*SOURCE RECORDS*:
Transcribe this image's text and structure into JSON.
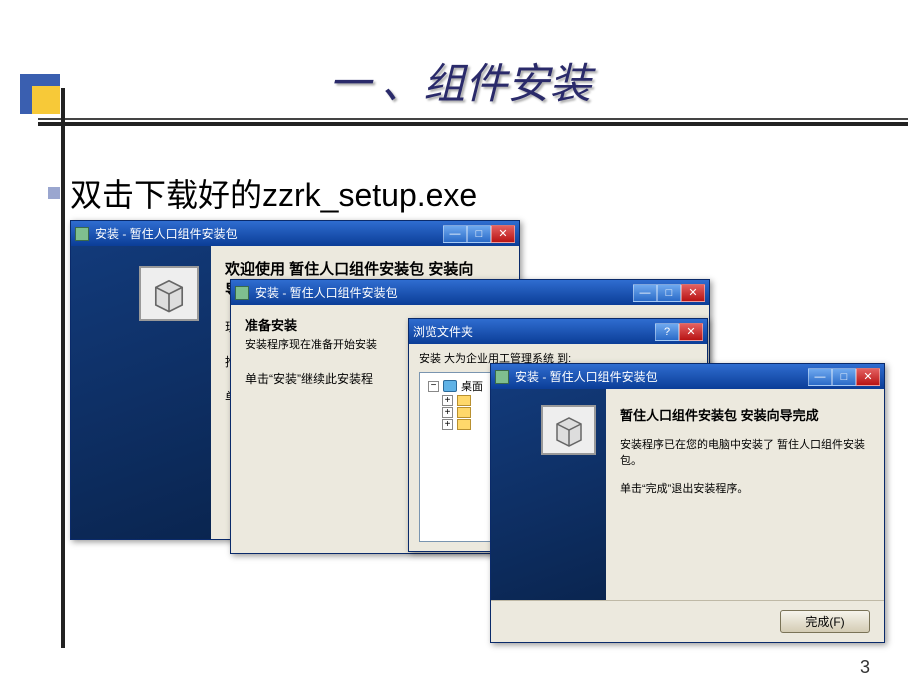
{
  "slide": {
    "title": "一 、组件安装",
    "bullet": "双击下载好的zzrk_setup.exe",
    "page_number": "3"
  },
  "win1": {
    "title": "安装 - 暂住人口组件安装包",
    "heading_prefix": "欢迎使用  暂住人口组件安装包  安装向",
    "heading_suffix": "导",
    "line1": "现",
    "line2": "推",
    "line3": "单"
  },
  "win2": {
    "title": "安装 - 暂住人口组件安装包",
    "section_heading": "准备安装",
    "section_sub": "安装程序现在准备开始安装",
    "body": "单击“安装”继续此安装程"
  },
  "win3": {
    "title": "浏览文件夹",
    "body": "安装 大为企业用工管理系统 到:",
    "tree_root": "桌面",
    "exp_plus1": "+",
    "exp_plus2": "+",
    "exp_plus3": "+"
  },
  "win4": {
    "title": "安装 - 暂住人口组件安装包",
    "heading": "暂住人口组件安装包 安装向导完成",
    "p1": "安装程序已在您的电脑中安装了 暂住人口组件安装包。",
    "p2": "单击“完成”退出安装程序。",
    "finish_btn": "完成(F)"
  },
  "icons": {
    "minimize": "—",
    "maximize": "□",
    "close": "✕",
    "help": "?"
  }
}
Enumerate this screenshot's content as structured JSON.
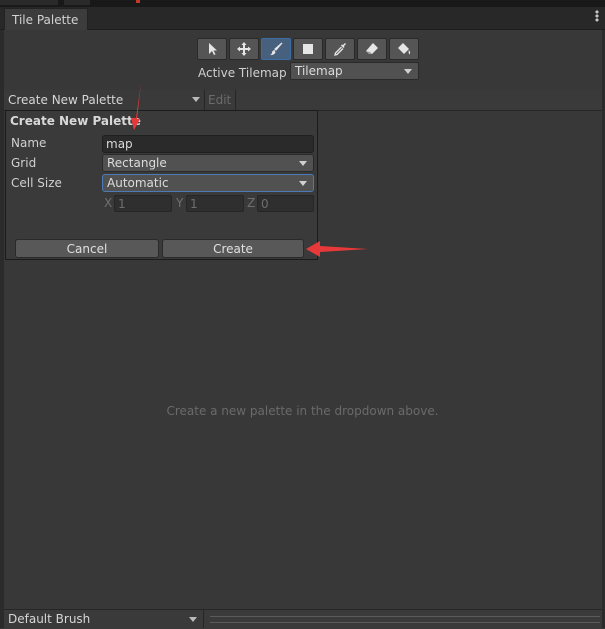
{
  "window": {
    "tab_title": "Tile Palette"
  },
  "toolbar": {
    "tools": [
      {
        "name": "select-tool",
        "icon": "cursor-icon",
        "active": false
      },
      {
        "name": "move-tool",
        "icon": "move-arrows-icon",
        "active": false
      },
      {
        "name": "paint-tool",
        "icon": "paint-brush-icon",
        "active": true
      },
      {
        "name": "box-fill-tool",
        "icon": "square-icon",
        "active": false
      },
      {
        "name": "picker-tool",
        "icon": "eyedropper-icon",
        "active": false
      },
      {
        "name": "erase-tool",
        "icon": "eraser-icon",
        "active": false
      },
      {
        "name": "fill-tool",
        "icon": "paint-bucket-icon",
        "active": false
      }
    ],
    "active_tilemap_label": "Active Tilemap",
    "active_tilemap_value": "Tilemap"
  },
  "palette_bar": {
    "palette_dropdown": "Create New Palette",
    "edit_label": "Edit"
  },
  "popup": {
    "title": "Create New Palette",
    "name_label": "Name",
    "name_value": "map",
    "grid_label": "Grid",
    "grid_value": "Rectangle",
    "cell_size_label": "Cell Size",
    "cell_size_value": "Automatic",
    "x_label": "X",
    "x_value": "1",
    "y_label": "Y",
    "y_value": "1",
    "z_label": "Z",
    "z_value": "0",
    "cancel_label": "Cancel",
    "create_label": "Create"
  },
  "main": {
    "empty_message": "Create a new palette in the dropdown above."
  },
  "bottom_bar": {
    "brush_dropdown": "Default Brush"
  },
  "colors": {
    "background": "#383838",
    "active_tool": "#46607e",
    "annotation_arrow": "#e8393a"
  }
}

*WHAT THIS TASK INVOLVES*: Write out every record above exactly as it stands, but leave out the pictures.

*RESULT FOR THIS TASK*:
Transcribe this image's text and structure into JSON.
{
  "slide": {
    "title": "一 、组件安装",
    "bullet": "双击下载好的zzrk_setup.exe",
    "page_number": "3"
  },
  "win1": {
    "title": "安装 - 暂住人口组件安装包",
    "heading_prefix": "欢迎使用  暂住人口组件安装包  安装向",
    "heading_suffix": "导",
    "line1": "现",
    "line2": "推",
    "line3": "单"
  },
  "win2": {
    "title": "安装 - 暂住人口组件安装包",
    "section_heading": "准备安装",
    "section_sub": "安装程序现在准备开始安装",
    "body": "单击“安装”继续此安装程"
  },
  "win3": {
    "title": "浏览文件夹",
    "body": "安装 大为企业用工管理系统 到:",
    "tree_root": "桌面",
    "exp_plus1": "+",
    "exp_plus2": "+",
    "exp_plus3": "+"
  },
  "win4": {
    "title": "安装 - 暂住人口组件安装包",
    "heading": "暂住人口组件安装包 安装向导完成",
    "p1": "安装程序已在您的电脑中安装了 暂住人口组件安装包。",
    "p2": "单击“完成”退出安装程序。",
    "finish_btn": "完成(F)"
  },
  "icons": {
    "minimize": "—",
    "maximize": "□",
    "close": "✕",
    "help": "?"
  }
}
Enumerate this screenshot's content as structured JSON.
{
  "window": {
    "tab_title": "Tile Palette"
  },
  "toolbar": {
    "tools": [
      {
        "name": "select-tool",
        "icon": "cursor-icon",
        "active": false
      },
      {
        "name": "move-tool",
        "icon": "move-arrows-icon",
        "active": false
      },
      {
        "name": "paint-tool",
        "icon": "paint-brush-icon",
        "active": true
      },
      {
        "name": "box-fill-tool",
        "icon": "square-icon",
        "active": false
      },
      {
        "name": "picker-tool",
        "icon": "eyedropper-icon",
        "active": false
      },
      {
        "name": "erase-tool",
        "icon": "eraser-icon",
        "active": false
      },
      {
        "name": "fill-tool",
        "icon": "paint-bucket-icon",
        "active": false
      }
    ],
    "active_tilemap_label": "Active Tilemap",
    "active_tilemap_value": "Tilemap"
  },
  "palette_bar": {
    "palette_dropdown": "Create New Palette",
    "edit_label": "Edit"
  },
  "popup": {
    "title": "Create New Palette",
    "name_label": "Name",
    "name_value": "map",
    "grid_label": "Grid",
    "grid_value": "Rectangle",
    "cell_size_label": "Cell Size",
    "cell_size_value": "Automatic",
    "x_label": "X",
    "x_value": "1",
    "y_label": "Y",
    "y_value": "1",
    "z_label": "Z",
    "z_value": "0",
    "cancel_label": "Cancel",
    "create_label": "Create"
  },
  "main": {
    "empty_message": "Create a new palette in the dropdown above."
  },
  "bottom_bar": {
    "brush_dropdown": "Default Brush"
  },
  "colors": {
    "background": "#383838",
    "active_tool": "#46607e",
    "annotation_arrow": "#e8393a"
  }
}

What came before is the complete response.